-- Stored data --
* Start *

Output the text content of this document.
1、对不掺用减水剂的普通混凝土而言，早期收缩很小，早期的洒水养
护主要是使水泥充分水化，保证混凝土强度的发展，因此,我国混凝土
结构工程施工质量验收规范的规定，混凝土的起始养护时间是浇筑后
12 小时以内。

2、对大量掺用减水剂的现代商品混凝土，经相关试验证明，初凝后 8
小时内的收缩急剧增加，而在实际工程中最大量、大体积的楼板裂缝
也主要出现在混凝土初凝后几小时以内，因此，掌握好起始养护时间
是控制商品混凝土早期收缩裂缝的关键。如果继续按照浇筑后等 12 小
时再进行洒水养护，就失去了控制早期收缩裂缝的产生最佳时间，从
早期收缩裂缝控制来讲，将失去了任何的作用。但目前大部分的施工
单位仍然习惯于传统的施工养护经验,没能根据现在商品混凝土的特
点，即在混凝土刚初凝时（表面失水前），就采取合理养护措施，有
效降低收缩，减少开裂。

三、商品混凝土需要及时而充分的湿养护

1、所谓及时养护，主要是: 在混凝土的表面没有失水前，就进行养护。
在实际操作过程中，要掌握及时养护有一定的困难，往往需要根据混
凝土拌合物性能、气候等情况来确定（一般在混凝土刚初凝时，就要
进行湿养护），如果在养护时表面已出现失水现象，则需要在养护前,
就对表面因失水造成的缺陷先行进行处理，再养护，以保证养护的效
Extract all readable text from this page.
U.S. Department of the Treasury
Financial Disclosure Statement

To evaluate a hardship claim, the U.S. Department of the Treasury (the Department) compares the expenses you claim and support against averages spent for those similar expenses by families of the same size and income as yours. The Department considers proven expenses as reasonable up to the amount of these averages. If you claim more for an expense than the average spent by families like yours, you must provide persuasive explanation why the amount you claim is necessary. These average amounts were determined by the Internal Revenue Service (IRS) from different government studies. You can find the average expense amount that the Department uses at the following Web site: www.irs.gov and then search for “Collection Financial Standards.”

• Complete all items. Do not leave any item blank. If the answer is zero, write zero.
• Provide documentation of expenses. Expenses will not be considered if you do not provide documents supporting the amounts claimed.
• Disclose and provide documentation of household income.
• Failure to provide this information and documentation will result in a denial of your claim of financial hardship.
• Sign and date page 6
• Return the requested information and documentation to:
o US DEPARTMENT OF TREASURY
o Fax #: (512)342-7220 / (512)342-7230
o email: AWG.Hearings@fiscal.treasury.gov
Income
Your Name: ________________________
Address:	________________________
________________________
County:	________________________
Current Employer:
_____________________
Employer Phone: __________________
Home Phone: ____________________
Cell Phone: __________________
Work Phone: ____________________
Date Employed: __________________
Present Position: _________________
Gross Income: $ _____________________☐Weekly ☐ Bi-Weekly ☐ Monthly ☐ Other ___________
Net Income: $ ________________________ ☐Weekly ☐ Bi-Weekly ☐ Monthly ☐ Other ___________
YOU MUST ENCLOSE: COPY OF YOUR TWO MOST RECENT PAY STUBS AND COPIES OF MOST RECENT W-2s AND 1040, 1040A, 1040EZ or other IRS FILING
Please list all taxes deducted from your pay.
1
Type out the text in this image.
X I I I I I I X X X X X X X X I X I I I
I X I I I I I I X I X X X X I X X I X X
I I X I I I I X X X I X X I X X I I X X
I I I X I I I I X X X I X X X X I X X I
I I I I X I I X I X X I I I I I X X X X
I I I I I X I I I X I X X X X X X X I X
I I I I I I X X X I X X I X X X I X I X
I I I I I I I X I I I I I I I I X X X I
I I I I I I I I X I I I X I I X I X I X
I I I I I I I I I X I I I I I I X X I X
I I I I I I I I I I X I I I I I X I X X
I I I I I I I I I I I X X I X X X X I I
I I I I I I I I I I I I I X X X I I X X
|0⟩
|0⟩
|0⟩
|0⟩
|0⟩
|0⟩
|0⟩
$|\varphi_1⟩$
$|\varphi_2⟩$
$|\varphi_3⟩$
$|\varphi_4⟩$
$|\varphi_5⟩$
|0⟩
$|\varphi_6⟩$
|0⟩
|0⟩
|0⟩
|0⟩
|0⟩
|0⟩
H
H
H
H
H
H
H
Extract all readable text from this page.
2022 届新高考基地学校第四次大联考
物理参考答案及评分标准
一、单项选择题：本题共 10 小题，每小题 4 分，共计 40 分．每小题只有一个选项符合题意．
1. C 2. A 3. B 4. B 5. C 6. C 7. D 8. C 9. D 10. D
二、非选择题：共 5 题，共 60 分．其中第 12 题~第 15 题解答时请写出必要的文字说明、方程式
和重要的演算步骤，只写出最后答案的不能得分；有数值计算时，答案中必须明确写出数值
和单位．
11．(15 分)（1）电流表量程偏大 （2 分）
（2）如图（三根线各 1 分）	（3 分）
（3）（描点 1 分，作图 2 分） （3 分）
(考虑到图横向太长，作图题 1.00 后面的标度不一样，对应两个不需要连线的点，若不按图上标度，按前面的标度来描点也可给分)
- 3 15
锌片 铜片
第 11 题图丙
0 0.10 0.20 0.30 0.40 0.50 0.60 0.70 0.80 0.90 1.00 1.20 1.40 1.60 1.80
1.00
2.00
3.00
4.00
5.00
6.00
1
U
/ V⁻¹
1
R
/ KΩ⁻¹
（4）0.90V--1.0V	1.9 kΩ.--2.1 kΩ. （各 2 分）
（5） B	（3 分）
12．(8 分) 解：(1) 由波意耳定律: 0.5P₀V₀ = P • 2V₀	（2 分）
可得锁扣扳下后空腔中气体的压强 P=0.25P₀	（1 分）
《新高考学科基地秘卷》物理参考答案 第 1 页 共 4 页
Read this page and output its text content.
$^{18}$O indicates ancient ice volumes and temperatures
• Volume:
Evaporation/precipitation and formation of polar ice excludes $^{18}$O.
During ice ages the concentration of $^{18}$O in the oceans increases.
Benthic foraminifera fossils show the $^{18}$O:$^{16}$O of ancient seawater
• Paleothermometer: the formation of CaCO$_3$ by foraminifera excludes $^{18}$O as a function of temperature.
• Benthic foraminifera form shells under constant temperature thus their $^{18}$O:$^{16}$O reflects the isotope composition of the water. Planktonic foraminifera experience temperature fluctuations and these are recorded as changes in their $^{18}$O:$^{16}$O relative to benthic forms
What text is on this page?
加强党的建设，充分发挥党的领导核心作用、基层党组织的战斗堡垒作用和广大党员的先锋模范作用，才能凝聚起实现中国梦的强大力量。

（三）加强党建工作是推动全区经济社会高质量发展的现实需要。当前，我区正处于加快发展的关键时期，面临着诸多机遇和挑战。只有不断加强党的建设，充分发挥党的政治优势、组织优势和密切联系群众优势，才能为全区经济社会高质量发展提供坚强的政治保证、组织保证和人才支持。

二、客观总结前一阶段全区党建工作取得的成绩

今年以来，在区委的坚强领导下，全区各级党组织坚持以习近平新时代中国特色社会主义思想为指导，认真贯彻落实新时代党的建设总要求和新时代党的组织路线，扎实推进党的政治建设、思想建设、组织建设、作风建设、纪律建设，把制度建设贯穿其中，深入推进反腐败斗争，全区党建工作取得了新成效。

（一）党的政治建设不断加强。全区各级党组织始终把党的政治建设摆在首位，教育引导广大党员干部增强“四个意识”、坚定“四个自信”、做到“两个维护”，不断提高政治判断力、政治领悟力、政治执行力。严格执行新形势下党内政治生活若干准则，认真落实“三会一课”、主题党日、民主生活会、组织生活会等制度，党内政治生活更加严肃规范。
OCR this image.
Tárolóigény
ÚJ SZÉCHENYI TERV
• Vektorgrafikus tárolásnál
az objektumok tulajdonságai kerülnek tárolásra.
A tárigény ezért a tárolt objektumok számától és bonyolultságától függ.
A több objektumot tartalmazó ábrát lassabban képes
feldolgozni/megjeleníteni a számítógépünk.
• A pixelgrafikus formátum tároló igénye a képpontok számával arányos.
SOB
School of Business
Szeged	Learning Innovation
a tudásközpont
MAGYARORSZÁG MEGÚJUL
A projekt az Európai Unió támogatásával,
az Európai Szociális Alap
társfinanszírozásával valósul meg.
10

* End *

Please list every line of the records that contains "information".

• Failure to provide this information and documentation will result in a denial of your claim of financial hardship.
• Return the requested information and documentation to:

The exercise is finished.